The task —
Quote the data below in full, please, without altering anything.

Information provided —
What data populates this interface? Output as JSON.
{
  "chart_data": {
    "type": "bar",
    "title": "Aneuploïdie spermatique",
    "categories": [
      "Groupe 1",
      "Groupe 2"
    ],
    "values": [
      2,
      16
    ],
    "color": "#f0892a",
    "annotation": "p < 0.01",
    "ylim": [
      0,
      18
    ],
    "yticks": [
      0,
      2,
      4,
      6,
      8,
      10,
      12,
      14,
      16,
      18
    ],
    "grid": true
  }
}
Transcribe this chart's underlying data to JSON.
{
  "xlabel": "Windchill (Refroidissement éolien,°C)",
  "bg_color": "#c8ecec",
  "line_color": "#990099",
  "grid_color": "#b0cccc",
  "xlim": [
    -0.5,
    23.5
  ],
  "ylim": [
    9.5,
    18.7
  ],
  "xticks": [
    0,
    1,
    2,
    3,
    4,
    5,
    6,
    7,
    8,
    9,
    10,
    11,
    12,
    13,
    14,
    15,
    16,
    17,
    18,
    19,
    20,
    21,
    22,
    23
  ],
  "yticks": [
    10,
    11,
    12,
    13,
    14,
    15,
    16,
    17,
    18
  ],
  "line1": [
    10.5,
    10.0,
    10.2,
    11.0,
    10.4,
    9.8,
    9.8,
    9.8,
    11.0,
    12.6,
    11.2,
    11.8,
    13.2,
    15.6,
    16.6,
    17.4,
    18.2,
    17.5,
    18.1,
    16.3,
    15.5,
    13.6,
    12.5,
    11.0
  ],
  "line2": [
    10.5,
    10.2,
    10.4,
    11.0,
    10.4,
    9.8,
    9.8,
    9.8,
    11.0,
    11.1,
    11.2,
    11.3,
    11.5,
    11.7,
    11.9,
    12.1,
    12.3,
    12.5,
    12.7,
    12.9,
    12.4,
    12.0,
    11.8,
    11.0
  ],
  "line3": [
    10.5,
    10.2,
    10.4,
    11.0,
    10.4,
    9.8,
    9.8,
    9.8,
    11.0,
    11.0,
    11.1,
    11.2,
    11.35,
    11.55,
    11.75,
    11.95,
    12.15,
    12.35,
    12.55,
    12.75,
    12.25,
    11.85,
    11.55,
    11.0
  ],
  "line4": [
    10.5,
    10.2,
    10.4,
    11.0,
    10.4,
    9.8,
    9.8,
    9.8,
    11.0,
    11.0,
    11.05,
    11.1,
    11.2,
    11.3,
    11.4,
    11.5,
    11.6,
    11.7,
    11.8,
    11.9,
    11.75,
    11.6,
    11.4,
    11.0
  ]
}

Task response —
What data populates this interface? Output as JSON.
{
  "chart_data": {
    "type": "bar",
    "title": "Aneuploïdie spermatique",
    "categories": [
      "Groupe 1",
      "Groupe 2"
    ],
    "values": [
      2,
      16
    ],
    "color": "#f0892a",
    "annotation": "p < 0.01",
    "ylim": [
      0,
      18
    ],
    "yticks": [
      0,
      2,
      4,
      6,
      8,
      10,
      12,
      14,
      16,
      18
    ],
    "grid": true
  }
}
Transcribe this chart's underlying data to JSON.
{
  "xlabel": "Windchill (Refroidissement éolien,°C)",
  "bg_color": "#c8ecec",
  "line_color": "#990099",
  "grid_color": "#b0cccc",
  "xlim": [
    -0.5,
    23.5
  ],
  "ylim": [
    9.5,
    18.7
  ],
  "xticks": [
    0,
    1,
    2,
    3,
    4,
    5,
    6,
    7,
    8,
    9,
    10,
    11,
    12,
    13,
    14,
    15,
    16,
    17,
    18,
    19,
    20,
    21,
    22,
    23
  ],
  "yticks": [
    10,
    11,
    12,
    13,
    14,
    15,
    16,
    17,
    18
  ],
  "line1": [
    10.5,
    10.0,
    10.2,
    11.0,
    10.4,
    9.8,
    9.8,
    9.8,
    11.0,
    12.6,
    11.2,
    11.8,
    13.2,
    15.6,
    16.6,
    17.4,
    18.2,
    17.5,
    18.1,
    16.3,
    15.5,
    13.6,
    12.5,
    11.0
  ],
  "line2": [
    10.5,
    10.2,
    10.4,
    11.0,
    10.4,
    9.8,
    9.8,
    9.8,
    11.0,
    11.1,
    11.2,
    11.3,
    11.5,
    11.7,
    11.9,
    12.1,
    12.3,
    12.5,
    12.7,
    12.9,
    12.4,
    12.0,
    11.8,
    11.0
  ],
  "line3": [
    10.5,
    10.2,
    10.4,
    11.0,
    10.4,
    9.8,
    9.8,
    9.8,
    11.0,
    11.0,
    11.1,
    11.2,
    11.35,
    11.55,
    11.75,
    11.95,
    12.15,
    12.35,
    12.55,
    12.75,
    12.25,
    11.85,
    11.55,
    11.0
  ],
  "line4": [
    10.5,
    10.2,
    10.4,
    11.0,
    10.4,
    9.8,
    9.8,
    9.8,
    11.0,
    11.0,
    11.05,
    11.1,
    11.2,
    11.3,
    11.4,
    11.5,
    11.6,
    11.7,
    11.8,
    11.9,
    11.75,
    11.6,
    11.4,
    11.0
  ]
}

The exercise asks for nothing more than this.